§ **WRITTEN REQUEST A**
Can you repeat word for word everything in the rows from the very first line down to the line containing "- first-name-value: Zachary: [498, 677, 561, 695]", with both of those lines included?
Begin PROVIDED TEXT
40% of the hole punches won’t filter at all. The remaining 60% are evenly distributed between the four combinations of TCP/QUIC and IPv4/IPv6.

Since the database saves the codec integer values we map them to something easier to work with. Namely the `transport` type and a version number for IP:

In [5]:
query = f"""
ALTER TABLE hole_punch_results ADD COLUMN ip_version_filter INT;
ALTER TABLE hole_punch_results ADD COLUMN transport_filter transport;

UPDATE hole_punch_results
SET ip_version_filter = CASE
        WHEN 4 = ANY(protocol_filters) THEN 4
        WHEN 41 = ANY(protocol_filters) THEN 6
    END,
    transport_filter = CASE
        WHEN 6 = ANY(protocol_filters) THEN 'tcp'::transport
        WHEN 460 = ANY(protocol_filters) THEN 'quic'::transport
    END;
"""
conn.execute(query)
End PROVIDED TEXT
Begin RECORDS FOR THE EXERCISE
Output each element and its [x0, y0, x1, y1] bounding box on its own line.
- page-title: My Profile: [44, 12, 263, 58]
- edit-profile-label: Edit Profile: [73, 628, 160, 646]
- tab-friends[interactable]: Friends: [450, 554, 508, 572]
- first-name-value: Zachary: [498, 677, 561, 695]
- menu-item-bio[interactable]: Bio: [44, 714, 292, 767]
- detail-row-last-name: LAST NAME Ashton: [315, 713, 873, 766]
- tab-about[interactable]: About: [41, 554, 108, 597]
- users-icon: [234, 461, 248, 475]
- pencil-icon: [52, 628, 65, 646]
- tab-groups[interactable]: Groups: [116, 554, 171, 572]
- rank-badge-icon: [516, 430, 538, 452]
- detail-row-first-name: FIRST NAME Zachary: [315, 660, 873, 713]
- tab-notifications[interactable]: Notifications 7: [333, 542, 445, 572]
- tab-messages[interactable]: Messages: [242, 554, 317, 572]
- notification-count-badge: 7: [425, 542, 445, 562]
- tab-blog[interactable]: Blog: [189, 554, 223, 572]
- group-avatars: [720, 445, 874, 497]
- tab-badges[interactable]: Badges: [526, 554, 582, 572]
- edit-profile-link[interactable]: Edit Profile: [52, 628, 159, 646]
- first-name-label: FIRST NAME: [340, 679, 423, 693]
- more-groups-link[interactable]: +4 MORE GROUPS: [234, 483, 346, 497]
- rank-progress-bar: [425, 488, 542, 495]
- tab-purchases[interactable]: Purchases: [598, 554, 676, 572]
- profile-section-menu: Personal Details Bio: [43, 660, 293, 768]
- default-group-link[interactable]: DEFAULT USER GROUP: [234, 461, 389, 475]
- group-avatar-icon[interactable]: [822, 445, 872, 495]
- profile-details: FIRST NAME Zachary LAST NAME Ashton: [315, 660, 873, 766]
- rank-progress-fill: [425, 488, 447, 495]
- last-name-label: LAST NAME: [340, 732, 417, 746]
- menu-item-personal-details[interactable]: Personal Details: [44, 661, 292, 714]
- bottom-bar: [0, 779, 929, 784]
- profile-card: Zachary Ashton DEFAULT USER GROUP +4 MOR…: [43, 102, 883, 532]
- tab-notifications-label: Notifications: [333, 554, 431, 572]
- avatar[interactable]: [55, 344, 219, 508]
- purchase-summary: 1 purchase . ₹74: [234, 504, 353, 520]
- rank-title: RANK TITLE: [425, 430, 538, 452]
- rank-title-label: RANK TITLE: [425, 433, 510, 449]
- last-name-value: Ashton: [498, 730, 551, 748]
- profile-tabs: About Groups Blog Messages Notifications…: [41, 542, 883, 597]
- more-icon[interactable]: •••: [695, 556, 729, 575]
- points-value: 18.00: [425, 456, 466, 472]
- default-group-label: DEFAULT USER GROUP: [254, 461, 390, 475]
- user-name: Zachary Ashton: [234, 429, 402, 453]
End RECORDS FOR THE EXERCISE
§ **WRITTEN REQUEST B**
Can you quote the hole punch filtering text exactly, from "UPDATE hole_punch_results" down to "conn.execute(query)"?

§ **TASK SOLUTION A**
Output each element and its [x0, y0, x1, y1] bounding box on its own line.
- page-title: My Profile: [44, 12, 263, 58]
- edit-profile-label: Edit Profile: [73, 628, 160, 646]
- tab-friends[interactable]: Friends: [450, 554, 508, 572]
- first-name-value: Zachary: [498, 677, 561, 695]

§ **TASK SOLUTION B**
UPDATE hole_punch_results
SET ip_version_filter = CASE
        WHEN 4 = ANY(protocol_filters) THEN 4
        WHEN 41 = ANY(protocol_filters) THEN 6
    END,
    transport_filter = CASE
        WHEN 6 = ANY(protocol_filters) THEN 'tcp'::transport
        WHEN 460 = ANY(protocol_filters) THEN 'quic'::transport
    END;
"""
conn.execute(query)